Start of Source records
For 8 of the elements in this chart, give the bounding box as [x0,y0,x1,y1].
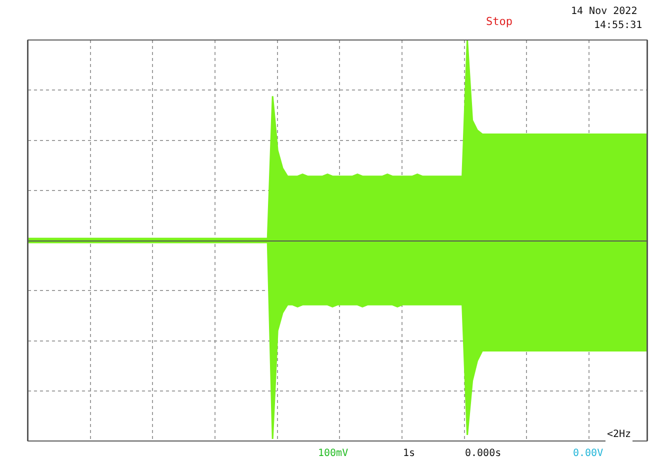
text: 14 Nov 2022 [571,6,638,17]
annotation: <2Hz [607,429,632,440]
text: 100mV [318,448,348,459]
text: 0.000s [465,448,502,459]
text: 14:55:31 [594,20,642,31]
text: 0.00V [573,448,604,459]
text: Stop [486,15,512,28]
text: 1s [403,448,416,459]
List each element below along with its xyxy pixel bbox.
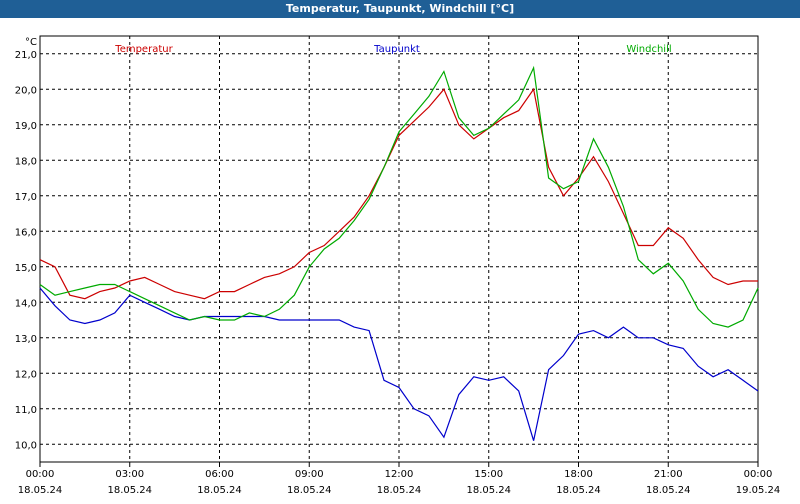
x-tick-time-label: 15:00 xyxy=(474,469,503,480)
x-tick-date-label: 18.05.24 xyxy=(287,485,332,496)
x-tick-date-label: 18.05.24 xyxy=(377,485,422,496)
x-tick-date-label: 19.05.24 xyxy=(736,485,781,496)
x-tick-date-label: 18.05.24 xyxy=(197,485,242,496)
series-line-temperatur xyxy=(39,87,758,300)
y-axis-unit-label: °C xyxy=(25,37,37,48)
x-tick-date-label: 18.05.24 xyxy=(107,485,152,496)
y-tick-label: 17,0 xyxy=(15,192,37,203)
x-tick-time-label: 06:00 xyxy=(205,469,234,480)
y-tick-label: 12,0 xyxy=(15,369,37,380)
y-tick-label: 15,0 xyxy=(15,263,37,274)
legend-entry-temperatur: Temperatur xyxy=(114,44,173,55)
y-tick-label: 11,0 xyxy=(15,405,37,416)
y-tick-label: 14,0 xyxy=(15,298,37,309)
y-tick-label: 21,0 xyxy=(15,50,37,61)
x-tick-time-label: 21:00 xyxy=(654,469,683,480)
y-tick-label: 19,0 xyxy=(15,121,37,132)
legend-entry-windchill: Windchill xyxy=(626,44,671,55)
y-tick-label: 13,0 xyxy=(15,334,37,345)
x-tick-date-label: 18.05.24 xyxy=(466,485,511,496)
x-tick-time-label: 18:00 xyxy=(564,469,593,480)
chart-title: Temperatur, Taupunkt, Windchill [°C] xyxy=(0,0,800,18)
y-tick-label: 18,0 xyxy=(15,156,37,167)
x-tick-date-label: 18.05.24 xyxy=(556,485,601,496)
x-tick-date-label: 18.05.24 xyxy=(646,485,691,496)
series-line-windchill xyxy=(39,65,759,328)
x-tick-time-label: 12:00 xyxy=(385,469,414,480)
x-tick-time-label: 00:00 xyxy=(744,469,773,480)
x-tick-time-label: 00:00 xyxy=(26,469,55,480)
chart-svg: 10,0 11,0 12,0 13,0 14,0 15,0 16,0 17,0 18,0 19,0… xyxy=(15,35,781,496)
x-tick-time-label: 09:00 xyxy=(295,469,324,480)
legend-entry-taupunkt: Taupunkt xyxy=(373,44,420,55)
x-tick-date-label: 18.05.24 xyxy=(18,485,63,496)
y-tick-label: 10,0 xyxy=(15,440,37,451)
series-line-taupunkt xyxy=(39,287,759,441)
y-tick-label: 20,0 xyxy=(15,85,37,96)
y-tick-label: 16,0 xyxy=(15,227,37,238)
plot-area-wrapper: 10,0 11,0 12,0 13,0 14,0 15,0 16,0 17,0 18,0 19,0… xyxy=(0,18,800,500)
x-tick-time-label: 03:00 xyxy=(115,469,144,480)
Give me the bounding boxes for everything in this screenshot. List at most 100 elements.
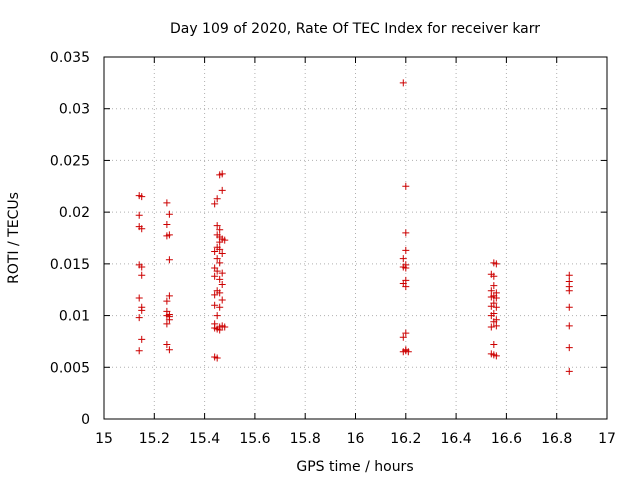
data-point [490,272,498,280]
data-point [216,238,224,246]
data-point [138,271,146,279]
data-point [490,341,498,349]
data-point [487,293,495,301]
x-tick-label: 15.8 [290,431,321,447]
data-point [211,301,219,309]
y-tick-labels: 0 0.005 0.01 0.015 0.02 0.025 0.03 0.035 [50,50,90,428]
data-point [399,333,407,341]
data-point [163,221,171,229]
data-point [213,267,221,275]
data-point [402,329,410,337]
data-point [492,303,500,311]
data-point [221,236,229,244]
y-tick-label: 0 [81,412,90,428]
data-point [165,256,173,264]
data-point [165,292,173,300]
data-point [565,367,573,375]
data-point [218,296,226,304]
data-point [135,347,143,355]
x-tick-label: 15 [95,431,113,447]
data-point [213,195,221,203]
x-tick-label: 16.2 [390,431,421,447]
data-point [211,324,219,332]
data-point [213,222,221,230]
data-point [402,229,410,237]
data-point [492,294,500,302]
axis-ticks [103,56,608,420]
data-point [216,259,224,267]
data-point [163,320,171,328]
data-point [163,341,171,349]
y-tick-label: 0.025 [50,153,90,169]
data-point [218,250,226,258]
gridlines [104,57,607,419]
data-point [218,186,226,194]
data-point [216,275,224,283]
data-point [490,282,498,290]
chart-title: Day 109 of 2020, Rate Of TEC Index for r… [170,21,540,37]
x-tick-label: 16 [347,431,365,447]
data-point [211,272,219,280]
data-point [216,326,224,334]
data-point [218,281,226,289]
data-point [487,323,495,331]
y-tick-label: 0.01 [59,309,90,325]
data-point [213,354,221,362]
data-point [565,271,573,279]
x-tick-label: 16.4 [441,431,472,447]
data-point [138,263,146,271]
y-axis-label: ROTI / TECUs [6,192,22,284]
data-point [216,289,224,297]
y-tick-label: 0.015 [50,257,90,273]
data-point [165,346,173,354]
x-axis-label: GPS time / hours [296,459,413,475]
data-point [135,294,143,302]
data-points [135,79,573,375]
y-tick-label: 0.005 [50,360,90,376]
data-point [487,302,495,310]
data-point [492,260,500,268]
y-tick-label: 0.03 [59,102,90,118]
data-point [138,193,146,201]
data-point [165,231,173,239]
data-point [565,287,573,295]
plot-border [103,56,608,420]
data-point [216,226,224,234]
x-tick-labels: 15 15.2 15.4 15.6 15.8 16 16.2 16.4 16.6 16.8 17 [95,431,616,447]
data-point [135,211,143,219]
x-tick-label: 16.8 [541,431,572,447]
data-point [216,245,224,253]
x-tick-label: 15.6 [239,431,270,447]
data-point [165,316,173,324]
data-point [216,303,224,311]
data-point [213,255,221,263]
data-point [135,314,143,322]
data-point [402,182,410,190]
data-point [402,246,410,254]
data-point [404,348,412,356]
data-point [565,303,573,311]
data-point [221,323,229,331]
data-point [565,322,573,330]
data-point [211,291,219,299]
data-point [399,79,407,87]
data-point [211,247,219,255]
x-tick-label: 16.6 [491,431,522,447]
data-point [163,297,171,305]
data-point [487,312,495,320]
data-point [565,344,573,352]
data-point [490,318,498,326]
x-tick-label: 17 [598,431,616,447]
data-point [402,264,410,272]
y-tick-label: 0.02 [59,205,90,221]
data-point [211,200,219,208]
data-point [218,269,226,277]
data-point [399,255,407,263]
x-tick-label: 15.4 [189,431,220,447]
data-point [402,283,410,291]
x-tick-label: 15.2 [139,431,170,447]
data-point [138,306,146,314]
data-point [492,322,500,330]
End of Source records
**Aim**
Recast the lines in the data above as a JSON list of strings, one string per line, starting at the line containing "data-point [490,272,498,280]" and ending at the line containing "data-point [213,267,221,275]", with both of those lines included. Leave out any blank lines.

**Exercise output**
[
  "data-point [490,272,498,280]",
  "data-point [216,238,224,246]",
  "data-point [138,271,146,279]",
  "data-point [490,341,498,349]",
  "data-point [487,293,495,301]",
  "x-tick-label: 15.8 [290,431,321,447]",
  "data-point [211,301,219,309]",
  "y-tick-labels: 0 0.005 0.01 0.015 0.02 0.025 0.03 0.035 [50,50,90,428]",
  "data-point [399,333,407,341]",
  "data-point [163,221,171,229]",
  "data-point [213,267,221,275]"
]